• _EXERCISE_
Extract the data exactly, missing nothing.

:: RECORDS

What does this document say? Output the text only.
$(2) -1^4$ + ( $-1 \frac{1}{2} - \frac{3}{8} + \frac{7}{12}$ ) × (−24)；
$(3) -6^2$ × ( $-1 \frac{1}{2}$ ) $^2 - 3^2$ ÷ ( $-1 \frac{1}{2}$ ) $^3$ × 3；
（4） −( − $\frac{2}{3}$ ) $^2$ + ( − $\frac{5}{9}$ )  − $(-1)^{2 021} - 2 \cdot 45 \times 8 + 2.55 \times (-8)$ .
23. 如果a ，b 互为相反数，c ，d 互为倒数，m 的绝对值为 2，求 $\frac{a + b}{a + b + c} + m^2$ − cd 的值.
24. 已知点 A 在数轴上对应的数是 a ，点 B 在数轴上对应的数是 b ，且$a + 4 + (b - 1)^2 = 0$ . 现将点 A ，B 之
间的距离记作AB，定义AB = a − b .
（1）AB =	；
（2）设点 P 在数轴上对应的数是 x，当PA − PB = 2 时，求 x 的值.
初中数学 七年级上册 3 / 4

::::

• _COMPLETE OUTPUT_
What does this document say? Output the text only.
$(2) -1^4$ + ( $-1 \frac{1}{2} - \frac{3}{8} + \frac{7}{12}$ ) × (−24)；
$(3) -6^2$ × ( $-1 \frac{1}{2}$ ) $^2 - 3^2$ ÷ ( $-1 \frac{1}{2}$ ) $^3$ × 3；
（4） −( − $\frac{2}{3}$ ) $^2$ + ( − $\frac{5}{9}$ )  − $(-1)^{2 021} - 2 \cdot 45 \times 8 + 2.55 \times (-8)$ .
23. 如果a ，b 互为相反数，c ，d 互为倒数，m 的绝对值为 2，求 $\frac{a + b}{a + b + c} + m^2$ − cd 的值.
24. 已知点 A 在数轴上对应的数是 a ，点 B 在数轴上对应的数是 b ，且$a + 4 + (b - 1)^2 = 0$ . 现将点 A ，B 之
间的距离记作AB，定义AB = a − b .
（1）AB =	；
（2）设点 P 在数轴上对应的数是 x，当PA − PB = 2 时，求 x 的值.
初中数学 七年级上册 3 / 4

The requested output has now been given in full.